STATED GOAL: Emit the data below verbatim, stripping out any pictures.

Entries with figure data
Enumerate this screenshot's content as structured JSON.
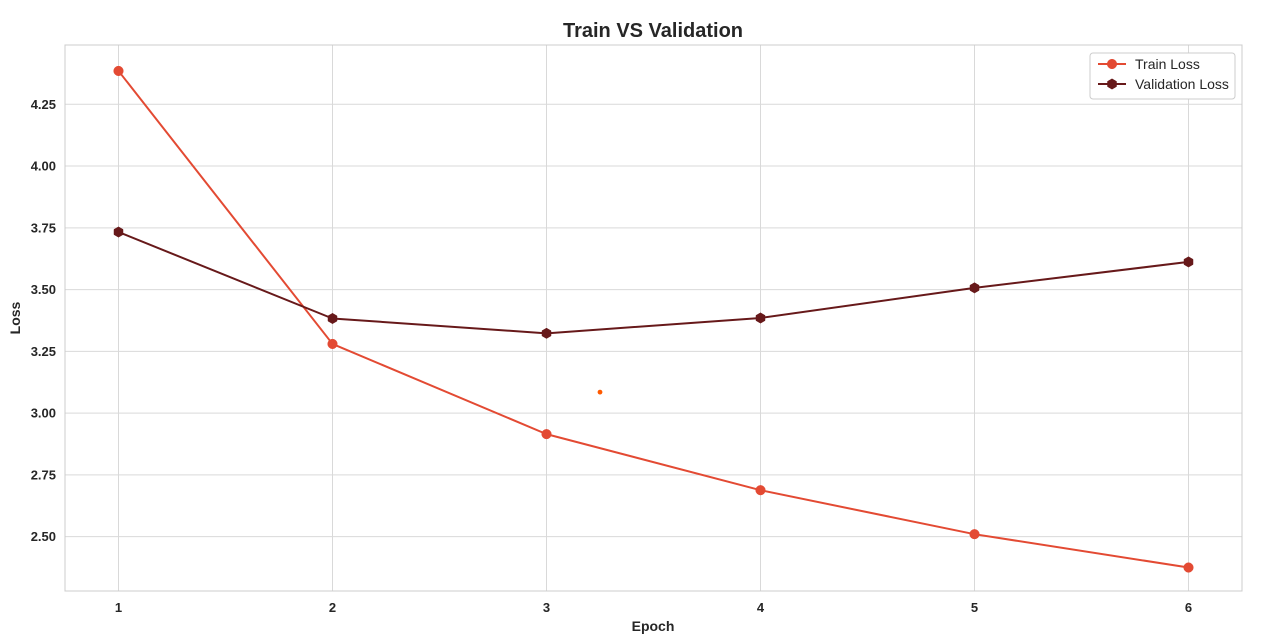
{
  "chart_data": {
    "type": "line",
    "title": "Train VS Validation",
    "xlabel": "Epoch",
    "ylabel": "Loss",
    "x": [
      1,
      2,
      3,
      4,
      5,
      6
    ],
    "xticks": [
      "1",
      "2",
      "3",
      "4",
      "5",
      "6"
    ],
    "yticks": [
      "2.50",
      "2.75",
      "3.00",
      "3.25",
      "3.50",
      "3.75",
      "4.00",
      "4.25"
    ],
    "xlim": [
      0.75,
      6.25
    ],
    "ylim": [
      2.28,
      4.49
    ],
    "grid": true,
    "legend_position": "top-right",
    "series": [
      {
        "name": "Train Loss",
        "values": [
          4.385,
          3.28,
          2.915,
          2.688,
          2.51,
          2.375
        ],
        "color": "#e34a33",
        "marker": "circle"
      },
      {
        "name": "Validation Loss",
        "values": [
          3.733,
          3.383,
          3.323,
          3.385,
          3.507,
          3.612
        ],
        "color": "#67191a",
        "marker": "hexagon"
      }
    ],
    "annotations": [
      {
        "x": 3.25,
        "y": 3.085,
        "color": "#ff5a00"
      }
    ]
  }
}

PROBLEM SOLUTION:
Enumerate this screenshot's content as structured JSON.
{
  "chart_data": {
    "type": "line",
    "title": "Train VS Validation",
    "xlabel": "Epoch",
    "ylabel": "Loss",
    "x": [
      1,
      2,
      3,
      4,
      5,
      6
    ],
    "xticks": [
      "1",
      "2",
      "3",
      "4",
      "5",
      "6"
    ],
    "yticks": [
      "2.50",
      "2.75",
      "3.00",
      "3.25",
      "3.50",
      "3.75",
      "4.00",
      "4.25"
    ],
    "xlim": [
      0.75,
      6.25
    ],
    "ylim": [
      2.28,
      4.49
    ],
    "grid": true,
    "legend_position": "top-right",
    "series": [
      {
        "name": "Train Loss",
        "values": [
          4.385,
          3.28,
          2.915,
          2.688,
          2.51,
          2.375
        ],
        "color": "#e34a33",
        "marker": "circle"
      },
      {
        "name": "Validation Loss",
        "values": [
          3.733,
          3.383,
          3.323,
          3.385,
          3.507,
          3.612
        ],
        "color": "#67191a",
        "marker": "hexagon"
      }
    ],
    "annotations": [
      {
        "x": 3.25,
        "y": 3.085,
        "color": "#ff5a00"
      }
    ]
  }
}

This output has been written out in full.